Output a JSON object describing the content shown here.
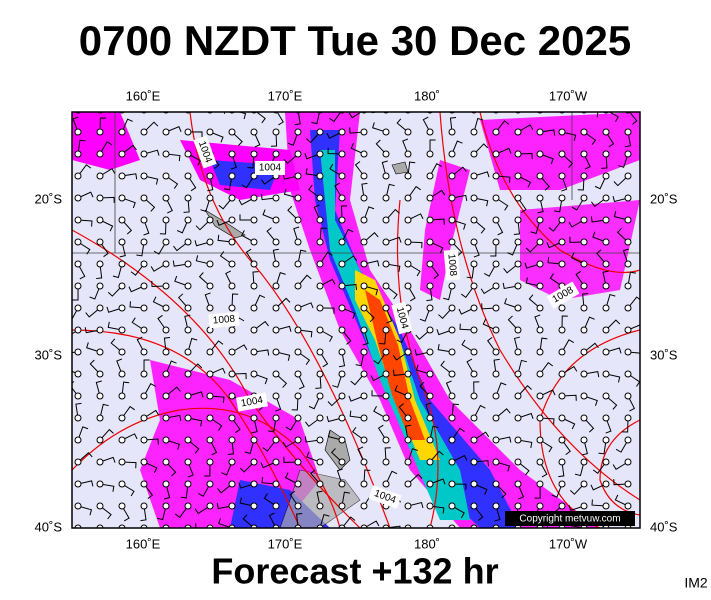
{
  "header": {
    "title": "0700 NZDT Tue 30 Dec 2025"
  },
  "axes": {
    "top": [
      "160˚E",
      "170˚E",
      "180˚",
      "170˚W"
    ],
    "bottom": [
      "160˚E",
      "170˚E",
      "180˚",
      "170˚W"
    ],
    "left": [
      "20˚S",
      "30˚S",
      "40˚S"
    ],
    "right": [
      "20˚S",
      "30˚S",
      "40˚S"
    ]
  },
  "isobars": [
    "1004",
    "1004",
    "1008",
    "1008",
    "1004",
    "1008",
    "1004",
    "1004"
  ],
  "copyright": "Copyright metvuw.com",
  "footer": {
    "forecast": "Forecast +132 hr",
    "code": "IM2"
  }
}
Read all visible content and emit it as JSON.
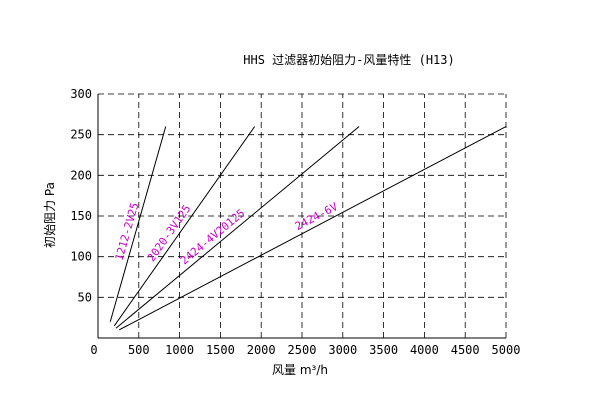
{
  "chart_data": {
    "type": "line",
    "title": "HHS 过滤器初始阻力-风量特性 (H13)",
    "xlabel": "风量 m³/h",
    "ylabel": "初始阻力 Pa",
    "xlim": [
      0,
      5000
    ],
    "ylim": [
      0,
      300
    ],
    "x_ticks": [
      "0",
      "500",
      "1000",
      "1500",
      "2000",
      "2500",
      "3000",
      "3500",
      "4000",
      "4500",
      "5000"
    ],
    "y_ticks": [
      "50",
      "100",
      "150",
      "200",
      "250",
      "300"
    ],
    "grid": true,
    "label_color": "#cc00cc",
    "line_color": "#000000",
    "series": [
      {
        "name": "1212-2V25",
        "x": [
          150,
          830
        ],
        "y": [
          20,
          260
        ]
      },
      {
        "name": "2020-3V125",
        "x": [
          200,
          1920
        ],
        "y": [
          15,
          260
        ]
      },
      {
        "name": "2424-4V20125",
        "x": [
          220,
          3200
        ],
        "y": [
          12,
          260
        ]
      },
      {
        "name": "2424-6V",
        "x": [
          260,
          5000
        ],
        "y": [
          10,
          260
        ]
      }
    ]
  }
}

* * *

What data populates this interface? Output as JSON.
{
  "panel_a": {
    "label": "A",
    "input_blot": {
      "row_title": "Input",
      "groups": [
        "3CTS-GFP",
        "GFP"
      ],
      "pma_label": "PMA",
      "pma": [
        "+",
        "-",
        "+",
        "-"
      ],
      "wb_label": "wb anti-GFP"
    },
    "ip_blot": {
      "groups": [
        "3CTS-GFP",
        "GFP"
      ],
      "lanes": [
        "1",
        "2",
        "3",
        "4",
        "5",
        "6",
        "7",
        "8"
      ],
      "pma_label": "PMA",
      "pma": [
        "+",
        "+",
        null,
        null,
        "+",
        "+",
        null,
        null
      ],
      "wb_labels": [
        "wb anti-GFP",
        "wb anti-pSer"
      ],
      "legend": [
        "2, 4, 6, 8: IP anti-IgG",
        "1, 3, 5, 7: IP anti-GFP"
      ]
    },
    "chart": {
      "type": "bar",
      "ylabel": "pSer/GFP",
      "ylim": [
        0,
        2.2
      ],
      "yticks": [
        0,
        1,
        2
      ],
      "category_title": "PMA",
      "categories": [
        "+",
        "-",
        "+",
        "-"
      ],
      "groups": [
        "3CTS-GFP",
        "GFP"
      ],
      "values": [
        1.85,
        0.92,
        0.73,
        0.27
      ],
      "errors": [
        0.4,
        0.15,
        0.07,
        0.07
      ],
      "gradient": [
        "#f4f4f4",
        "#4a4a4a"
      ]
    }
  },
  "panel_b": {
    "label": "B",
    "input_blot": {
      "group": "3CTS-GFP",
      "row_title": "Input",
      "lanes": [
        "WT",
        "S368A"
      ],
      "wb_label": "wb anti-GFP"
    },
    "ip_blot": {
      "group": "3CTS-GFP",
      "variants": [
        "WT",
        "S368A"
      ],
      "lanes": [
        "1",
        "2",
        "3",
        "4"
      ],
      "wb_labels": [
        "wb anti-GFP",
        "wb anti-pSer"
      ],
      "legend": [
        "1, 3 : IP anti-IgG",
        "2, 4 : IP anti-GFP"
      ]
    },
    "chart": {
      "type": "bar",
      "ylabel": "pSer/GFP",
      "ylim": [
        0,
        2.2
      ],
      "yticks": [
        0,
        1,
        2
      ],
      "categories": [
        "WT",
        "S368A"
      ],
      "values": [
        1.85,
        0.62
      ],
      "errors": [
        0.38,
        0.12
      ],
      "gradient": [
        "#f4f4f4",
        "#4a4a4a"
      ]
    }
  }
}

▶ **WRITTEN EXERCISE**: Find the number of lines in which the word "name" occurs, and write nothing but that number.

▶ **RESULT**: 4